**Supplied material**
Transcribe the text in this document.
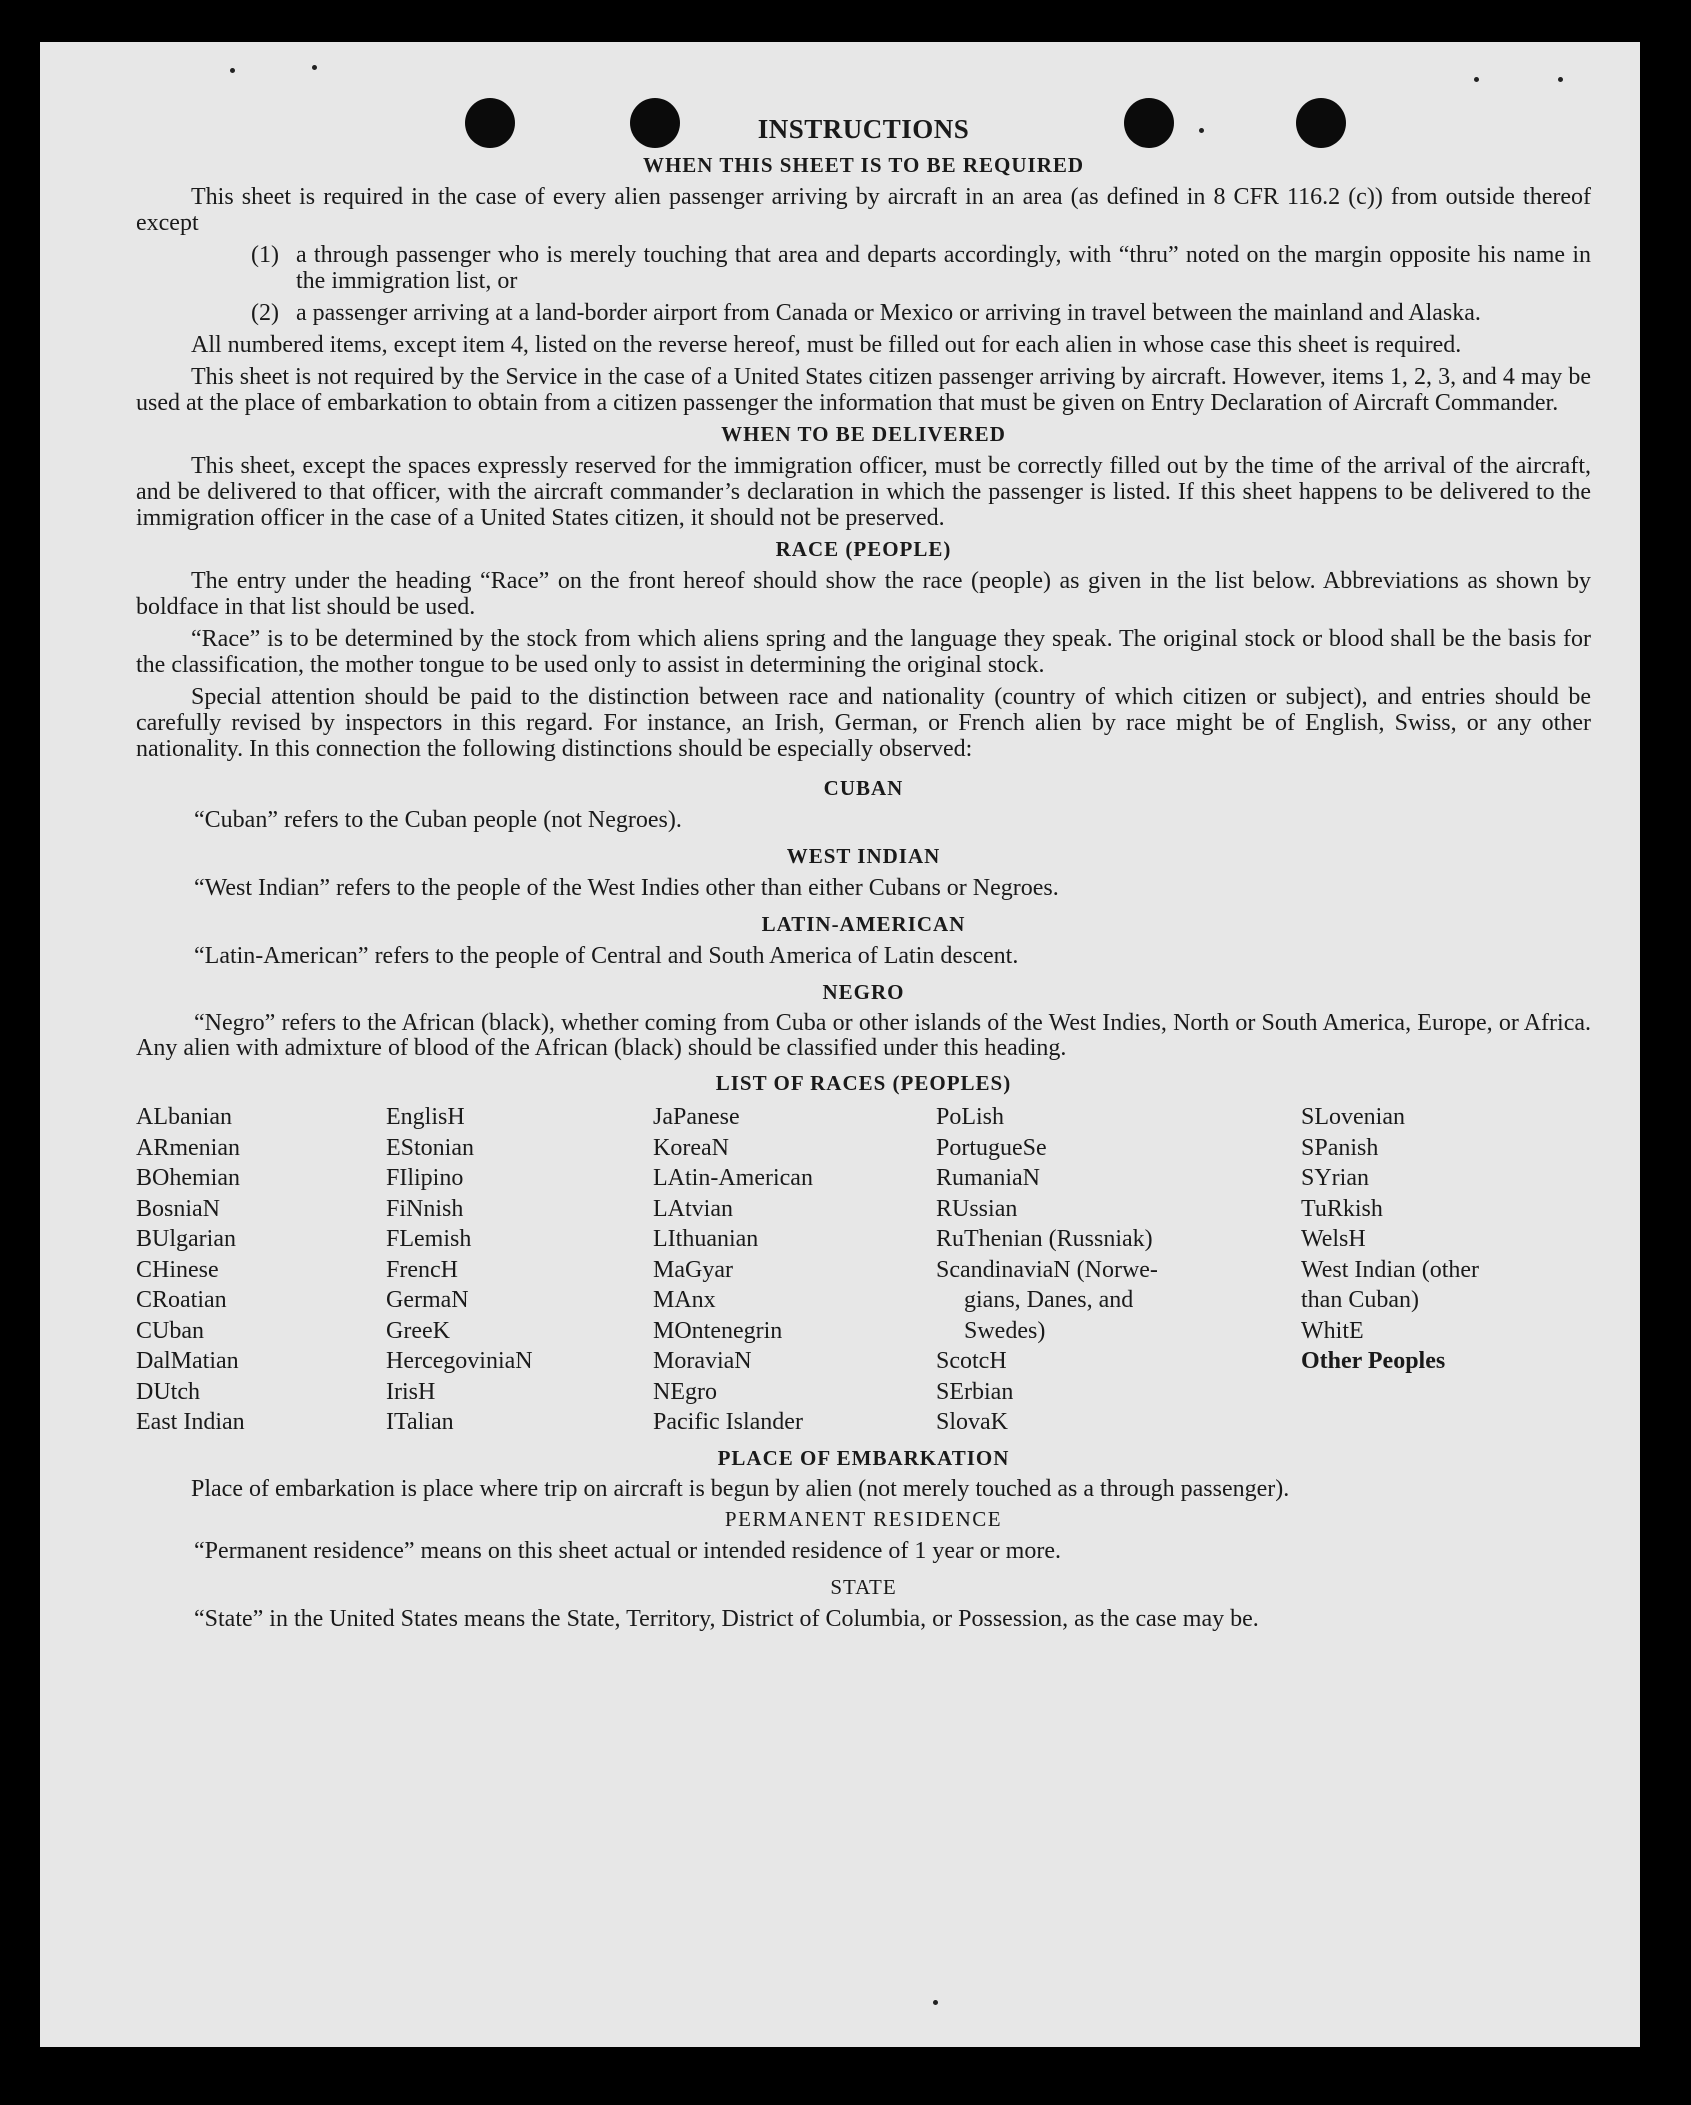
INSTRUCTIONS
WHEN THIS SHEET IS TO BE REQUIRED

This sheet is required in the case of every alien passenger arriving by aircraft in an area (as defined in 8 CFR 116.2 (c)) from outside thereof except

(1) a through passenger who is merely touching that area and departs accordingly, with “thru” noted on the margin opposite his name in the immigration list, or
(2) a passenger arriving at a land-border airport from Canada or Mexico or arriving in travel between the mainland and Alaska.

All numbered items, except item 4, listed on the reverse hereof, must be filled out for each alien in whose case this sheet is required.

This sheet is not required by the Service in the case of a United States citizen passenger arriving by aircraft. However, items 1, 2, 3, and 4 may be used at the place of embarkation to obtain from a citizen passenger the information that must be given on Entry Declaration of Aircraft Commander.

WHEN TO BE DELIVERED

This sheet, except the spaces expressly reserved for the immigration officer, must be correctly filled out by the time of the arrival of the aircraft, and be delivered to that officer, with the aircraft commander’s declaration in which the passenger is listed. If this sheet happens to be delivered to the immigration officer in the case of a United States citizen, it should not be preserved.

RACE (PEOPLE)

The entry under the heading “Race” on the front hereof should show the race (people) as given in the list below. Abbreviations as shown by boldface in that list should be used.

“Race” is to be determined by the stock from which aliens spring and the language they speak. The original stock or blood shall be the basis for the classification, the mother tongue to be used only to assist in determining the original stock.

Special attention should be paid to the distinction between race and nationality (country of which citizen or subject), and entries should be carefully revised by inspectors in this regard. For instance, an Irish, German, or French alien by race might be of English, Swiss, or any other nationality. In this connection the following distinctions should be especially observed:

CUBAN

“Cuban” refers to the Cuban people (not Negroes).

WEST INDIAN

“West Indian” refers to the people of the West Indies other than either Cubans or Negroes.

LATIN-AMERICAN

“Latin-American” refers to the people of Central and South America of Latin descent.

NEGRO

“Negro” refers to the African (black), whether coming from Cuba or other islands of the West Indies, North or South America, Europe, or Africa. Any alien with admixture of blood of the African (black) should be classified under this heading.

LIST OF RACES (PEOPLES)
ALbanian
ARmenian
BOhemian
BosniaN
BUlgarian
CHinese
CRoatian
CUban
DalMatian
DUtch
East Indian
EnglisH
EStonian
FIlipino
FiNnish
FLemish
FrencH
GermaN
GreeK
HercegoviniaN
IrisH
ITalian
JaPanese
KoreaN
LAtin-American
LAtvian
LIthuanian
MaGyar
MAnx
MOntenegrin
MoraviaN
NEgro
Pacific Islander
PoLish
PortugueSe
RumaniaN
RUssian
RuThenian (Russniak)
ScandinaviaN (Norwe-
gians, Danes, and
Swedes)
ScotcH
SErbian
SlovaK
SLovenian
SPanish
SYrian
TuRkish
WelsH
West Indian (other
than Cuban)
WhitE
Other Peoples
PLACE OF EMBARKATION

Place of embarkation is place where trip on aircraft is begun by alien (not merely touched as a through passenger).

PERMANENT RESIDENCE

“Permanent residence” means on this sheet actual or intended residence of 1 year or more.

STATE

“State” in the United States means the State, Territory, District of Columbia, or Possession, as the case may be.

**Instructions to follow**
Copy all of the entries verbatim, leaving out any pictures they contain.

**Problem solution**
Transcribe the text in this document.
INSTRUCTIONS
WHEN THIS SHEET IS TO BE REQUIRED

This sheet is required in the case of every alien passenger arriving by aircraft in an area (as defined in 8 CFR 116.2 (c)) from outside thereof except

(1) a through passenger who is merely touching that area and departs accordingly, with “thru” noted on the margin opposite his name in the immigration list, or
(2) a passenger arriving at a land-border airport from Canada or Mexico or arriving in travel between the mainland and Alaska.

All numbered items, except item 4, listed on the reverse hereof, must be filled out for each alien in whose case this sheet is required.

This sheet is not required by the Service in the case of a United States citizen passenger arriving by aircraft. However, items 1, 2, 3, and 4 may be used at the place of embarkation to obtain from a citizen passenger the information that must be given on Entry Declaration of Aircraft Commander.

WHEN TO BE DELIVERED

This sheet, except the spaces expressly reserved for the immigration officer, must be correctly filled out by the time of the arrival of the aircraft, and be delivered to that officer, with the aircraft commander’s declaration in which the passenger is listed. If this sheet happens to be delivered to the immigration officer in the case of a United States citizen, it should not be preserved.

RACE (PEOPLE)

The entry under the heading “Race” on the front hereof should show the race (people) as given in the list below. Abbreviations as shown by boldface in that list should be used.

“Race” is to be determined by the stock from which aliens spring and the language they speak. The original stock or blood shall be the basis for the classification, the mother tongue to be used only to assist in determining the original stock.

Special attention should be paid to the distinction between race and nationality (country of which citizen or subject), and entries should be carefully revised by inspectors in this regard. For instance, an Irish, German, or French alien by race might be of English, Swiss, or any other nationality. In this connection the following distinctions should be especially observed:

CUBAN

“Cuban” refers to the Cuban people (not Negroes).

WEST INDIAN

“West Indian” refers to the people of the West Indies other than either Cubans or Negroes.

LATIN-AMERICAN

“Latin-American” refers to the people of Central and South America of Latin descent.

NEGRO

“Negro” refers to the African (black), whether coming from Cuba or other islands of the West Indies, North or South America, Europe, or Africa. Any alien with admixture of blood of the African (black) should be classified under this heading.

LIST OF RACES (PEOPLES)
ALbanian
ARmenian
BOhemian
BosniaN
BUlgarian
CHinese
CRoatian
CUban
DalMatian
DUtch
East Indian
EnglisH
EStonian
FIlipino
FiNnish
FLemish
FrencH
GermaN
GreeK
HercegoviniaN
IrisH
ITalian
JaPanese
KoreaN
LAtin-American
LAtvian
LIthuanian
MaGyar
MAnx
MOntenegrin
MoraviaN
NEgro
Pacific Islander
PoLish
PortugueSe
RumaniaN
RUssian
RuThenian (Russniak)
ScandinaviaN (Norwe-
gians, Danes, and
Swedes)
ScotcH
SErbian
SlovaK
SLovenian
SPanish
SYrian
TuRkish
WelsH
West Indian (other
than Cuban)
WhitE
Other Peoples
PLACE OF EMBARKATION

Place of embarkation is place where trip on aircraft is begun by alien (not merely touched as a through passenger).

PERMANENT RESIDENCE

“Permanent residence” means on this sheet actual or intended residence of 1 year or more.

STATE

“State” in the United States means the State, Territory, District of Columbia, or Possession, as the case may be.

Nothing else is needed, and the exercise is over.